THE EXERCISE> Extract every item below and copy each of its lines verbatim.

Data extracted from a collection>
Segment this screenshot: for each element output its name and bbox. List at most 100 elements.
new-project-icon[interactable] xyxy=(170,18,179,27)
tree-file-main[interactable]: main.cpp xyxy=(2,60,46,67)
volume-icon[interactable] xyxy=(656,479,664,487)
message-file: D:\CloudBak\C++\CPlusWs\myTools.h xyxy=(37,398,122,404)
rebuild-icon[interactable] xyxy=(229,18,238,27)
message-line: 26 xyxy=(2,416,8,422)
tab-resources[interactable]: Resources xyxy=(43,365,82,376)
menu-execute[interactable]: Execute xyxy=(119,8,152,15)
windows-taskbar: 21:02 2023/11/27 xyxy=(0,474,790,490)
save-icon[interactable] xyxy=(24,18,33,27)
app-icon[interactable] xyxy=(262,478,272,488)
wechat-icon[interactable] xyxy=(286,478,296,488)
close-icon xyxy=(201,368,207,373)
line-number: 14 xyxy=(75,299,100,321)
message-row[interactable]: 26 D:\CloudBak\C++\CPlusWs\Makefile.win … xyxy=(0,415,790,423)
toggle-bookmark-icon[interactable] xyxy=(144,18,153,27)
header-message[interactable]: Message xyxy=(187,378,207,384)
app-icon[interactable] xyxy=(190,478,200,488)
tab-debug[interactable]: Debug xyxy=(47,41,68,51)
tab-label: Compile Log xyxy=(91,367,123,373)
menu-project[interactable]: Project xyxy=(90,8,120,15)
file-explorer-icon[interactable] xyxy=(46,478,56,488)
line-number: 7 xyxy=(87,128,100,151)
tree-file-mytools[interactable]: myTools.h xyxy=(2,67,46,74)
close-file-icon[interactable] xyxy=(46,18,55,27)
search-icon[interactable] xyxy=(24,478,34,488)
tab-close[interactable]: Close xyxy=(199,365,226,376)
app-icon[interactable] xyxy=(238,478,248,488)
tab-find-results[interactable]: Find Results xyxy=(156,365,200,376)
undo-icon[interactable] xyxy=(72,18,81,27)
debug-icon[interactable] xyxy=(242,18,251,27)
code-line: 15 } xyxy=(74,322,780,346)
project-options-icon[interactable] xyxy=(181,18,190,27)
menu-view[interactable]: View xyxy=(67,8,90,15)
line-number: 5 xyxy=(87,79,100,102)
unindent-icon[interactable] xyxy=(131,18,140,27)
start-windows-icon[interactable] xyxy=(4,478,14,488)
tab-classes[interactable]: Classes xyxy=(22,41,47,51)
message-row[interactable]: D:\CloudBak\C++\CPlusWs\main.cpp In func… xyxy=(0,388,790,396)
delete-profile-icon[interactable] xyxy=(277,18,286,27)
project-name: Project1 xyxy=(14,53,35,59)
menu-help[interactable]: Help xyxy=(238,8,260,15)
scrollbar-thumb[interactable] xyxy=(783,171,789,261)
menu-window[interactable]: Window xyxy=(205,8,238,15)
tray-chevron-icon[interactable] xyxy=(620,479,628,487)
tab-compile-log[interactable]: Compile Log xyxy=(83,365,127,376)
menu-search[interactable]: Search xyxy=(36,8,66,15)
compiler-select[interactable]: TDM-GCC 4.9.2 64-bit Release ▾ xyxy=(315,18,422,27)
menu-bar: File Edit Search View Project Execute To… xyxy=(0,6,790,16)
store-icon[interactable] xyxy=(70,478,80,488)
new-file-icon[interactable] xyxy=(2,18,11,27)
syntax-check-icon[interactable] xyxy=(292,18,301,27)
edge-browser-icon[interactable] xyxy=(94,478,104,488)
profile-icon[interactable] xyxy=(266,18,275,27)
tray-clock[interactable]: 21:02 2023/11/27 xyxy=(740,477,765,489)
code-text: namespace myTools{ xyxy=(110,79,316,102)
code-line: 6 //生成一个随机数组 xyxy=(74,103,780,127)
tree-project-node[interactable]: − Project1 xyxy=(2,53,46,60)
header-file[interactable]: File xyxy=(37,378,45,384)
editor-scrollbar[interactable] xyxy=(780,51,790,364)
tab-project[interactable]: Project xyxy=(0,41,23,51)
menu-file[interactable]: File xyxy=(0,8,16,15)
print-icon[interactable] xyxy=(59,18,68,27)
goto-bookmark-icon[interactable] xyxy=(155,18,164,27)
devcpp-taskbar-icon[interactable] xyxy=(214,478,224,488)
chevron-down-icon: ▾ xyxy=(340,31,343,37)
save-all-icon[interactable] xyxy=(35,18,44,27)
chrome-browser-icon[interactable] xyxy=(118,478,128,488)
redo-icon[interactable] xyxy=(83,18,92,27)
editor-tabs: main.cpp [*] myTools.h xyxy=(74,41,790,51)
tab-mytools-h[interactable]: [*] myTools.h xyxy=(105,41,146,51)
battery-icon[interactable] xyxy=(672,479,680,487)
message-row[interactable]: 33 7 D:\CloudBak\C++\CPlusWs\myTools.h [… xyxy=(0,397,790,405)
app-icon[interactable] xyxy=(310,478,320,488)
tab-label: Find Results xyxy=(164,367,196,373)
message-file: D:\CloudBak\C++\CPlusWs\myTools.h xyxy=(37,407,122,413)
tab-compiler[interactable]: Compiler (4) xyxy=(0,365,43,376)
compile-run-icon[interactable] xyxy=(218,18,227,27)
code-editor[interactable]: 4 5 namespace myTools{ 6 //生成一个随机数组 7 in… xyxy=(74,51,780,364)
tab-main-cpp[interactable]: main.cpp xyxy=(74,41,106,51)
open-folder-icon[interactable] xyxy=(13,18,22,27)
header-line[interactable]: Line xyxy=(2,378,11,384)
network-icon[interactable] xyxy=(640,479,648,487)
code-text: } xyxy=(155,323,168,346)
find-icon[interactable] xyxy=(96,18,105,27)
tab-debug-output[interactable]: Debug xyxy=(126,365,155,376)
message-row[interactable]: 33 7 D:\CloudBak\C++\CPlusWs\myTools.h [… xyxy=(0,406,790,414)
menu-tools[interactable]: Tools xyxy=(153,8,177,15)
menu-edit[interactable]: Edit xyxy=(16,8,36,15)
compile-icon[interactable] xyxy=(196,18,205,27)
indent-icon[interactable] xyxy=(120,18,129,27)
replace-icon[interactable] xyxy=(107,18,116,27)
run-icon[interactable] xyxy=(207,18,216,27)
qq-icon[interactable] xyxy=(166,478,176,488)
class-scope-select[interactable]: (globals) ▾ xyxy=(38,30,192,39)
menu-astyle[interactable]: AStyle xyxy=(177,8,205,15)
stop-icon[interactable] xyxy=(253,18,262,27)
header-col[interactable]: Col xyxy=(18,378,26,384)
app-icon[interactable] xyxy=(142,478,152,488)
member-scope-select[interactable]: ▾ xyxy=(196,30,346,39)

THE REPLY>
Segment this screenshot: for each element output its name and bbox. List at most 100 elements.
new-project-icon[interactable] xyxy=(170,18,179,27)
tree-file-main[interactable]: main.cpp xyxy=(2,60,46,67)
volume-icon[interactable] xyxy=(656,479,664,487)
message-file: D:\CloudBak\C++\CPlusWs\myTools.h xyxy=(37,398,122,404)
rebuild-icon[interactable] xyxy=(229,18,238,27)
message-line: 26 xyxy=(2,416,8,422)
tab-resources[interactable]: Resources xyxy=(43,365,82,376)
menu-execute[interactable]: Execute xyxy=(119,8,152,15)
windows-taskbar: 21:02 2023/11/27 xyxy=(0,474,790,490)
save-icon[interactable] xyxy=(24,18,33,27)
app-icon[interactable] xyxy=(262,478,272,488)
wechat-icon[interactable] xyxy=(286,478,296,488)
close-icon xyxy=(201,368,207,373)
line-number: 14 xyxy=(75,299,100,321)
message-row[interactable]: 26 D:\CloudBak\C++\CPlusWs\Makefile.win … xyxy=(0,415,790,423)
toggle-bookmark-icon[interactable] xyxy=(144,18,153,27)
header-message[interactable]: Message xyxy=(187,378,207,384)
app-icon[interactable] xyxy=(190,478,200,488)
tab-debug[interactable]: Debug xyxy=(47,41,68,51)
tab-label: Compile Log xyxy=(91,367,123,373)
menu-project[interactable]: Project xyxy=(90,8,120,15)
file-explorer-icon[interactable] xyxy=(46,478,56,488)
line-number: 7 xyxy=(87,128,100,151)
tree-file-mytools[interactable]: myTools.h xyxy=(2,67,46,74)
close-file-icon[interactable] xyxy=(46,18,55,27)
search-icon[interactable] xyxy=(24,478,34,488)
tab-close[interactable]: Close xyxy=(199,365,226,376)
app-icon[interactable] xyxy=(238,478,248,488)
tab-find-results[interactable]: Find Results xyxy=(156,365,200,376)
undo-icon[interactable] xyxy=(72,18,81,27)
debug-icon[interactable] xyxy=(242,18,251,27)
code-line: 15 } xyxy=(74,322,780,346)
project-options-icon[interactable] xyxy=(181,18,190,27)
menu-view[interactable]: View xyxy=(67,8,90,15)
line-number: 5 xyxy=(87,79,100,102)
unindent-icon[interactable] xyxy=(131,18,140,27)
start-windows-icon[interactable] xyxy=(4,478,14,488)
tab-classes[interactable]: Classes xyxy=(22,41,47,51)
message-row[interactable]: D:\CloudBak\C++\CPlusWs\main.cpp In func… xyxy=(0,388,790,396)
delete-profile-icon[interactable] xyxy=(277,18,286,27)
project-name: Project1 xyxy=(14,53,35,59)
menu-help[interactable]: Help xyxy=(238,8,260,15)
scrollbar-thumb[interactable] xyxy=(783,171,789,261)
menu-window[interactable]: Window xyxy=(205,8,238,15)
tray-chevron-icon[interactable] xyxy=(620,479,628,487)
tab-compile-log[interactable]: Compile Log xyxy=(83,365,127,376)
menu-search[interactable]: Search xyxy=(36,8,66,15)
compiler-select[interactable]: TDM-GCC 4.9.2 64-bit Release ▾ xyxy=(315,18,422,27)
menu-bar: File Edit Search View Project Execute To… xyxy=(0,6,790,16)
store-icon[interactable] xyxy=(70,478,80,488)
new-file-icon[interactable] xyxy=(2,18,11,27)
syntax-check-icon[interactable] xyxy=(292,18,301,27)
edge-browser-icon[interactable] xyxy=(94,478,104,488)
profile-icon[interactable] xyxy=(266,18,275,27)
tray-clock[interactable]: 21:02 2023/11/27 xyxy=(740,477,765,489)
code-text: namespace myTools{ xyxy=(110,79,316,102)
code-line: 6 //生成一个随机数组 xyxy=(74,103,780,127)
tree-project-node[interactable]: − Project1 xyxy=(2,53,46,60)
header-file[interactable]: File xyxy=(37,378,45,384)
editor-scrollbar[interactable] xyxy=(780,51,790,364)
tab-project[interactable]: Project xyxy=(0,41,23,51)
menu-file[interactable]: File xyxy=(0,8,16,15)
print-icon[interactable] xyxy=(59,18,68,27)
goto-bookmark-icon[interactable] xyxy=(155,18,164,27)
devcpp-taskbar-icon[interactable] xyxy=(214,478,224,488)
chevron-down-icon: ▾ xyxy=(340,31,343,37)
save-all-icon[interactable] xyxy=(35,18,44,27)
chrome-browser-icon[interactable] xyxy=(118,478,128,488)
redo-icon[interactable] xyxy=(83,18,92,27)
editor-tabs: main.cpp [*] myTools.h xyxy=(74,41,790,51)
tab-mytools-h[interactable]: [*] myTools.h xyxy=(105,41,146,51)
battery-icon[interactable] xyxy=(672,479,680,487)
message-row[interactable]: 33 7 D:\CloudBak\C++\CPlusWs\myTools.h [… xyxy=(0,397,790,405)
app-icon[interactable] xyxy=(310,478,320,488)
tab-label: Find Results xyxy=(164,367,196,373)
message-file: D:\CloudBak\C++\CPlusWs\myTools.h xyxy=(37,407,122,413)
tab-compiler[interactable]: Compiler (4) xyxy=(0,365,43,376)
compile-run-icon[interactable] xyxy=(218,18,227,27)
code-editor[interactable]: 4 5 namespace myTools{ 6 //生成一个随机数组 7 in… xyxy=(74,51,780,364)
tab-main-cpp[interactable]: main.cpp xyxy=(74,41,106,51)
open-folder-icon[interactable] xyxy=(13,18,22,27)
header-line[interactable]: Line xyxy=(2,378,11,384)
network-icon[interactable] xyxy=(640,479,648,487)
code-text: } xyxy=(155,323,168,346)
find-icon[interactable] xyxy=(96,18,105,27)
tab-debug-output[interactable]: Debug xyxy=(126,365,155,376)
message-row[interactable]: 33 7 D:\CloudBak\C++\CPlusWs\myTools.h [… xyxy=(0,406,790,414)
menu-tools[interactable]: Tools xyxy=(153,8,177,15)
menu-edit[interactable]: Edit xyxy=(16,8,36,15)
compile-icon[interactable] xyxy=(196,18,205,27)
indent-icon[interactable] xyxy=(120,18,129,27)
replace-icon[interactable] xyxy=(107,18,116,27)
run-icon[interactable] xyxy=(207,18,216,27)
qq-icon[interactable] xyxy=(166,478,176,488)
class-scope-select[interactable]: (globals) ▾ xyxy=(38,30,192,39)
menu-astyle[interactable]: AStyle xyxy=(177,8,205,15)
stop-icon[interactable] xyxy=(253,18,262,27)
header-col[interactable]: Col xyxy=(18,378,26,384)
app-icon[interactable] xyxy=(142,478,152,488)
member-scope-select[interactable]: ▾ xyxy=(196,30,346,39)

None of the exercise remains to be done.